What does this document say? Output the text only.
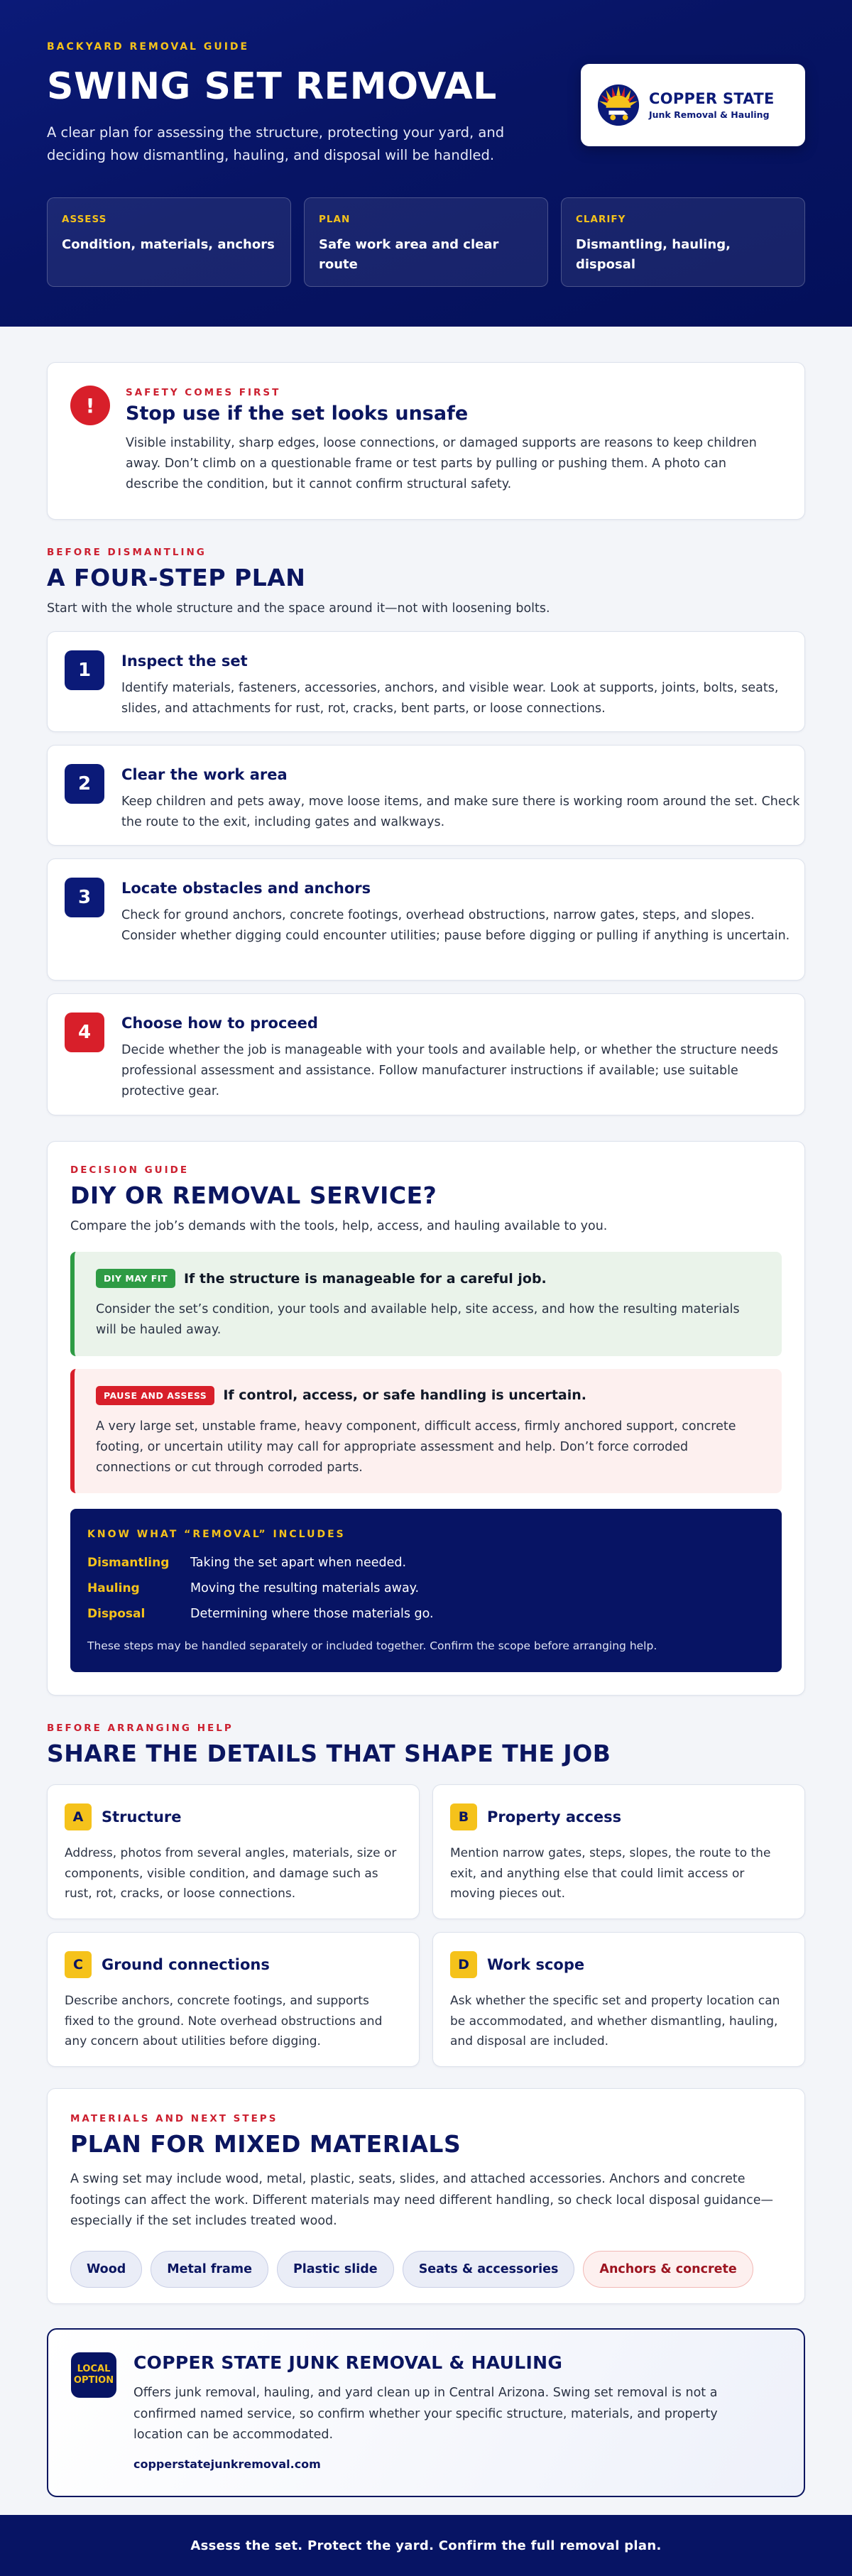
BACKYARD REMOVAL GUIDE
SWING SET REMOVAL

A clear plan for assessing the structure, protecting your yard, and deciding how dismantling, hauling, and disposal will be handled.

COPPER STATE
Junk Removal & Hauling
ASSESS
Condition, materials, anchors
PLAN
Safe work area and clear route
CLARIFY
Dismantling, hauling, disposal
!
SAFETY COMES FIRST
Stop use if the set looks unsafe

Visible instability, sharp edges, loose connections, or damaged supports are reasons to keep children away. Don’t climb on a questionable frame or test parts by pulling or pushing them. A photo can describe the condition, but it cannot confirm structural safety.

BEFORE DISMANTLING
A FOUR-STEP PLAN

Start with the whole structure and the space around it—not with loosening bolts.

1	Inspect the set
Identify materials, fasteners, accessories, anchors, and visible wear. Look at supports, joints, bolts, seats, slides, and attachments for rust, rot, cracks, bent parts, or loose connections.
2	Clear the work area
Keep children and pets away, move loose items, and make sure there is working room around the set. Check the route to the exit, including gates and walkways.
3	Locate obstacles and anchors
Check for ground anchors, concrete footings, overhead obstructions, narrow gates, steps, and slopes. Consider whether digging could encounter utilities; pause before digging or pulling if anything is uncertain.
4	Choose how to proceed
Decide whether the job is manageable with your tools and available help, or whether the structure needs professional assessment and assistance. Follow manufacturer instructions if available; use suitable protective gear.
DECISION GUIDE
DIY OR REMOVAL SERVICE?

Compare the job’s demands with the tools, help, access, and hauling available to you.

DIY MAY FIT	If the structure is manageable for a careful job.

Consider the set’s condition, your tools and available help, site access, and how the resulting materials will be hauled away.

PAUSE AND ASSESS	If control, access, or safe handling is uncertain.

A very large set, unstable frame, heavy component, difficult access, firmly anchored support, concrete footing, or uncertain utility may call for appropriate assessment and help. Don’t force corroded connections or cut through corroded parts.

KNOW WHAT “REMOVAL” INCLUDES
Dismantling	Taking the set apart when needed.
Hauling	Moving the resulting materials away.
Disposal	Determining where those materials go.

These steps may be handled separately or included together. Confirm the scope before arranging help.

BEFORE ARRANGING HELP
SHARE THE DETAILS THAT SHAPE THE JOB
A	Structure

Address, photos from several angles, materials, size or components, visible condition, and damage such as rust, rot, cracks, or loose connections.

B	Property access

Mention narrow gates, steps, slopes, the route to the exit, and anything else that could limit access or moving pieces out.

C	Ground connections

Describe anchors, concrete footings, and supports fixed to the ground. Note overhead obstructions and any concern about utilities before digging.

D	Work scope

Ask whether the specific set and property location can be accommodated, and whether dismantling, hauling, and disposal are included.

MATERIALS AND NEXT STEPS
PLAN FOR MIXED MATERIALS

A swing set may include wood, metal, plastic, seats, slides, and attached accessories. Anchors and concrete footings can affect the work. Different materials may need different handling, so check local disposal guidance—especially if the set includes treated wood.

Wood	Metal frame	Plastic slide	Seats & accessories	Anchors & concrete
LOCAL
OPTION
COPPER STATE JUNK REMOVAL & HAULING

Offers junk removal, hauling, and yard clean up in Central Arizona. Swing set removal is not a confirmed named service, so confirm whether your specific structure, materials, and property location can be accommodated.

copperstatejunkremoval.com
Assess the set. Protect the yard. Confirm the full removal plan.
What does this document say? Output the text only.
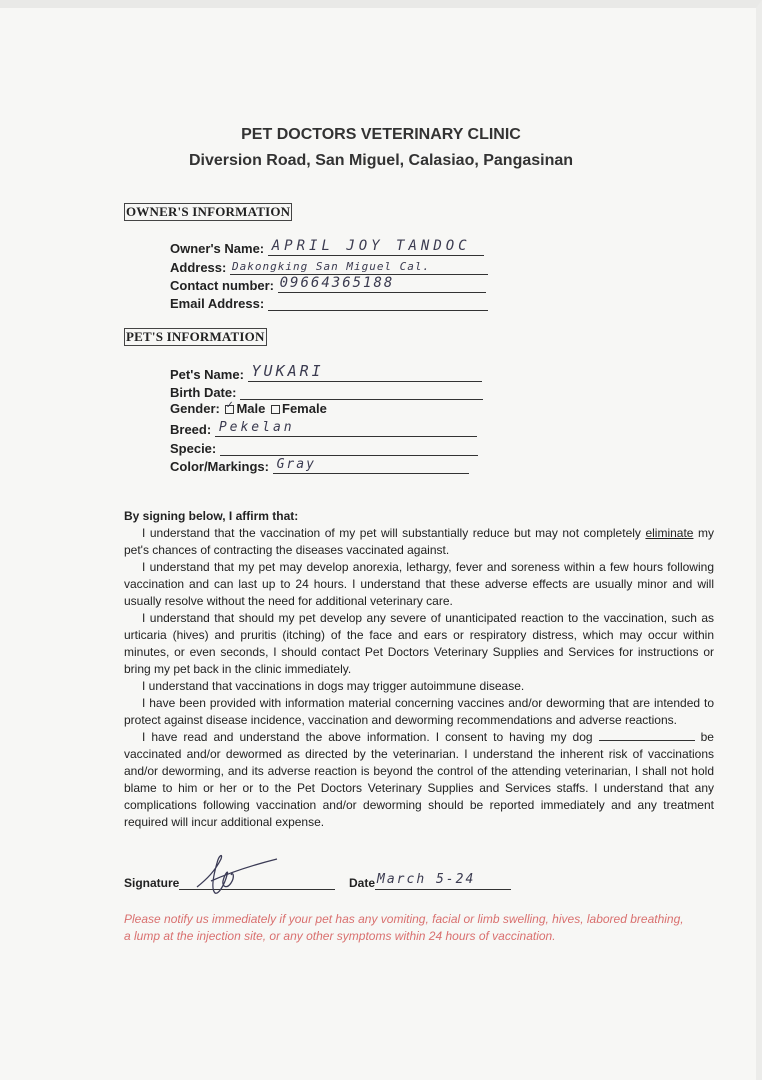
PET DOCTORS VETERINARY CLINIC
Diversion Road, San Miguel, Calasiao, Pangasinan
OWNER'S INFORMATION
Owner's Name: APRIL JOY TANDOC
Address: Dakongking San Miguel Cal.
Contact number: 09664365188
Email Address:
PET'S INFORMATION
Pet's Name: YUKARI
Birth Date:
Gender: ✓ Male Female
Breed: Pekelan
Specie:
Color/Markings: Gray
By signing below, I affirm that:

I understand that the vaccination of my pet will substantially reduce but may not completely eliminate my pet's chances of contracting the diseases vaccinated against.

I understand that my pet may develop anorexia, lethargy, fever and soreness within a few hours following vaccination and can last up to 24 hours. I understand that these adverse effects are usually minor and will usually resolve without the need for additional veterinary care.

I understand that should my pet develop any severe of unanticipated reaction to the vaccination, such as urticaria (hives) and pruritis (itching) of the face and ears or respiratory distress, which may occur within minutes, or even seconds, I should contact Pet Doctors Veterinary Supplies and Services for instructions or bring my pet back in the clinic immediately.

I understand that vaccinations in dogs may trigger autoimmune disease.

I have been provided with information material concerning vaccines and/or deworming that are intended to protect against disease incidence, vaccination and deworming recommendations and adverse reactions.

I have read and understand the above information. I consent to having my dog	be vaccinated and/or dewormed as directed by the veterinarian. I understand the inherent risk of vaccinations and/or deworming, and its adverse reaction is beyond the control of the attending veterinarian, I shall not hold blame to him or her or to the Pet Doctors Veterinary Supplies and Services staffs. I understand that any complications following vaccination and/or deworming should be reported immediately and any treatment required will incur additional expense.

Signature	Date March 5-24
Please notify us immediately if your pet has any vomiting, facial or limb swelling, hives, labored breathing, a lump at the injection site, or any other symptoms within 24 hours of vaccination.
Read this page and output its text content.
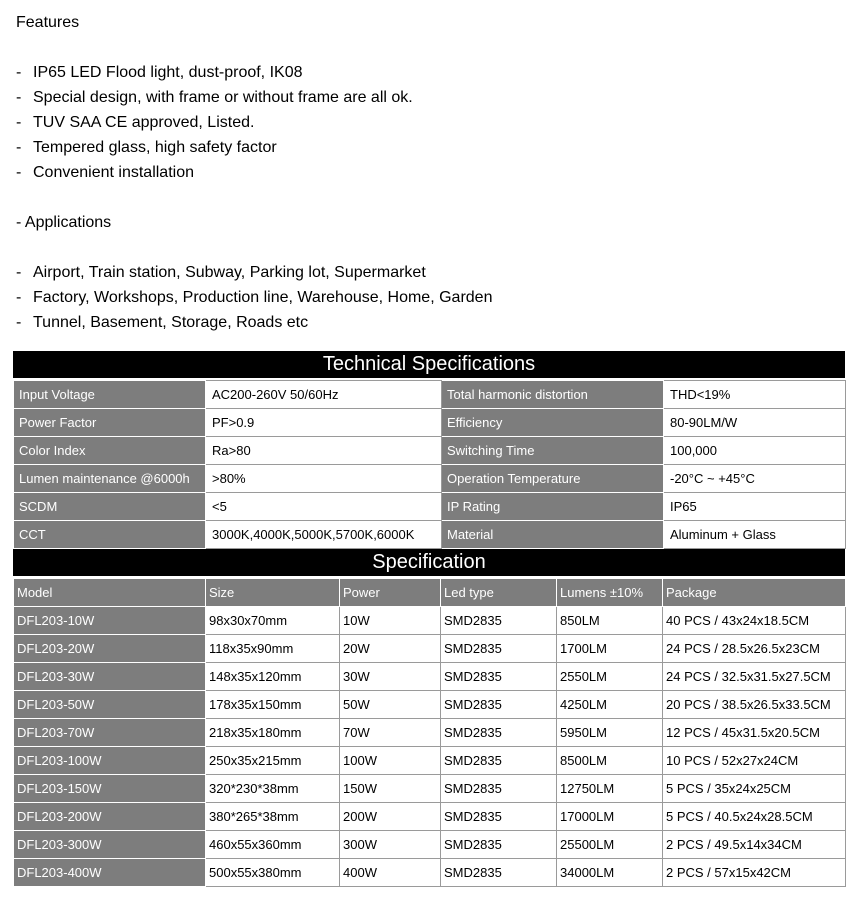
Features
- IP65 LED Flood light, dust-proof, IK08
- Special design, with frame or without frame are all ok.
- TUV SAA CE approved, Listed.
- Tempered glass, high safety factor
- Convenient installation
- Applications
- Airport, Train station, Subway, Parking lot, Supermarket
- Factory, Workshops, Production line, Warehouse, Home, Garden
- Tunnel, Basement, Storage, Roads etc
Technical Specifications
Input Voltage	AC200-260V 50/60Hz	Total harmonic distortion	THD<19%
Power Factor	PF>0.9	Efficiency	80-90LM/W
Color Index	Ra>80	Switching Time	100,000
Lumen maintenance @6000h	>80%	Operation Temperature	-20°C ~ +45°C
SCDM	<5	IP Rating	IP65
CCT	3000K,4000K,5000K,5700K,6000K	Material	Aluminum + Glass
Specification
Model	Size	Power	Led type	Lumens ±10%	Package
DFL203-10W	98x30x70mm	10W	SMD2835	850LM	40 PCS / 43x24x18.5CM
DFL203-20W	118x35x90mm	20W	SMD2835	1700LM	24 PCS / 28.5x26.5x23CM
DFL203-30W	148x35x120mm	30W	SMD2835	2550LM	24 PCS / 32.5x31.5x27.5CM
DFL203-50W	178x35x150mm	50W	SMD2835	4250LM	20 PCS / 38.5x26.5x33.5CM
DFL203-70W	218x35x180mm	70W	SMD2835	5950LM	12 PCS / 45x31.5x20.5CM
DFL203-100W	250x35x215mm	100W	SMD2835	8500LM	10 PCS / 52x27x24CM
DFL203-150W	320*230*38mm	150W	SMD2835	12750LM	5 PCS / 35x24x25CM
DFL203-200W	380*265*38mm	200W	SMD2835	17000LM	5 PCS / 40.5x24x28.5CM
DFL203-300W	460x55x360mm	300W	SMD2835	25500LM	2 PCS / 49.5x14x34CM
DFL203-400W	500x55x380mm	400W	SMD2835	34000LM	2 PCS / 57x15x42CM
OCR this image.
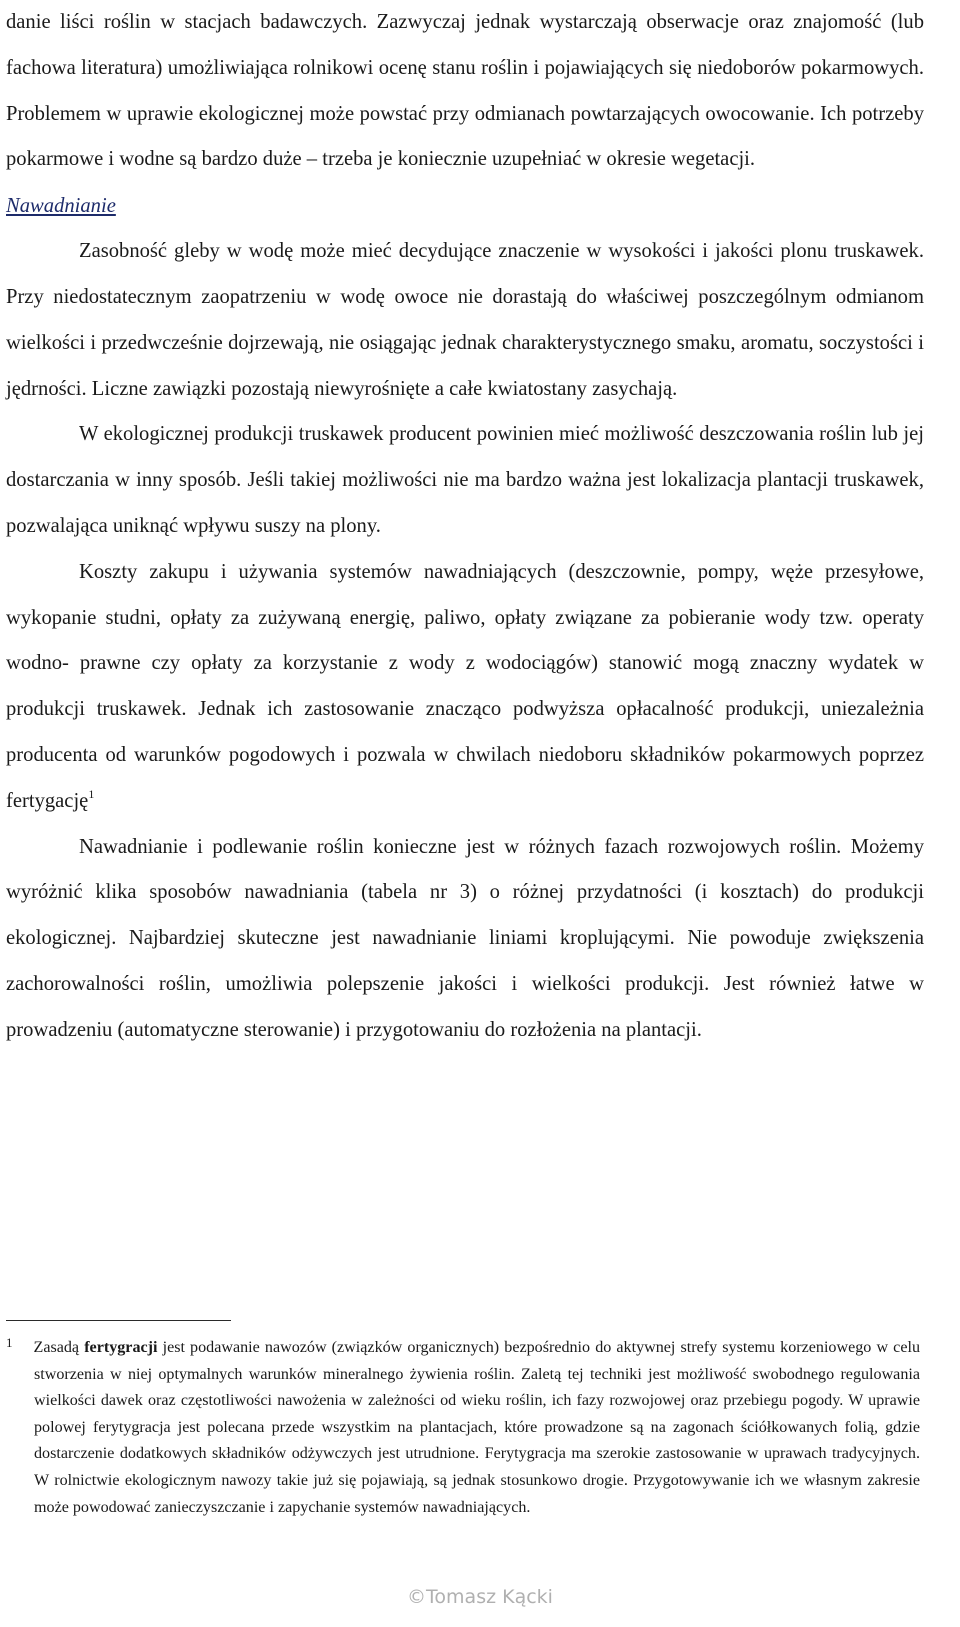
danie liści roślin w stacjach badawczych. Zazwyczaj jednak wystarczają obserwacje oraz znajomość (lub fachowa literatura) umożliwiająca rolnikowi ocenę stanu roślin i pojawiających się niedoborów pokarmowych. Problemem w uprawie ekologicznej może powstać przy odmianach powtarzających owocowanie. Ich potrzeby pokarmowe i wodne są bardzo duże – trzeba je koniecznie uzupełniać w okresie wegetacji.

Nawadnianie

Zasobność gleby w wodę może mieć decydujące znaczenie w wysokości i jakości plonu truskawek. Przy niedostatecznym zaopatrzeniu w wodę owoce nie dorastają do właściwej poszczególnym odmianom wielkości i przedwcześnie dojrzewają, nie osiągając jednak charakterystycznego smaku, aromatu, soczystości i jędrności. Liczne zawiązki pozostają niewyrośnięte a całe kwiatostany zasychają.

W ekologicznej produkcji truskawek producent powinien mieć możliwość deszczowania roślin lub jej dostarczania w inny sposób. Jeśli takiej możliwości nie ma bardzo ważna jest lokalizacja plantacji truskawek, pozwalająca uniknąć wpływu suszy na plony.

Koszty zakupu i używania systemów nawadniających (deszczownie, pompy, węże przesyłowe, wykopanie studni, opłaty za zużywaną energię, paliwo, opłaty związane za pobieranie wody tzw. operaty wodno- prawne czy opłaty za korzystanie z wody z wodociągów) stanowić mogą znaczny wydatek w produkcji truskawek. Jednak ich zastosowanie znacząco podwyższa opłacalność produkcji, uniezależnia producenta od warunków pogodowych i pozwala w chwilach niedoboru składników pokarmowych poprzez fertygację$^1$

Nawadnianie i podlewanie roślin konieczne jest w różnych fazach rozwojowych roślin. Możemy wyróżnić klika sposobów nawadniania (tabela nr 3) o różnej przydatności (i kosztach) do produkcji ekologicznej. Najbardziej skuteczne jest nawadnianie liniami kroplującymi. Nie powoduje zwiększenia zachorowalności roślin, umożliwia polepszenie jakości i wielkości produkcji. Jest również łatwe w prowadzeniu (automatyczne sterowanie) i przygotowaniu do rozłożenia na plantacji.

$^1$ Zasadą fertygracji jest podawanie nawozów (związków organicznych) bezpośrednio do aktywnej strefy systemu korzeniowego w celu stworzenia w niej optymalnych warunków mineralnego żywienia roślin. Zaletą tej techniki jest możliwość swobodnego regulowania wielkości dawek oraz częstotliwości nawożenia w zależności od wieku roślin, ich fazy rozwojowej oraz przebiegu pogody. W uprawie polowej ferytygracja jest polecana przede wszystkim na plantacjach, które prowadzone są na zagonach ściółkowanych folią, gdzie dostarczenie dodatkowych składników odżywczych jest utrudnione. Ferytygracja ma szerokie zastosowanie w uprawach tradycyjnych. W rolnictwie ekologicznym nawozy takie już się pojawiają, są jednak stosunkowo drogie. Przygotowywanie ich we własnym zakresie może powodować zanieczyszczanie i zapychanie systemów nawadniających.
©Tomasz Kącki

* **Objective**:
Find all lines where the word "supports" appears. Copy them.

* **Response to this task**:
Visible instability, sharp edges, loose connections, or damaged supports are reasons to keep children away. Don’t climb on a questionable frame or test parts by pulling or pushing them. A photo can describe the condition, but it cannot confirm structural safety.
Identify materials, fasteners, accessories, anchors, and visible wear. Look at supports, joints, bolts, seats, slides, and attachments for rust, rot, cracks, bent parts, or loose connections.
Describe anchors, concrete footings, and supports fixed to the ground. Note overhead obstructions and any concern about utilities before digging.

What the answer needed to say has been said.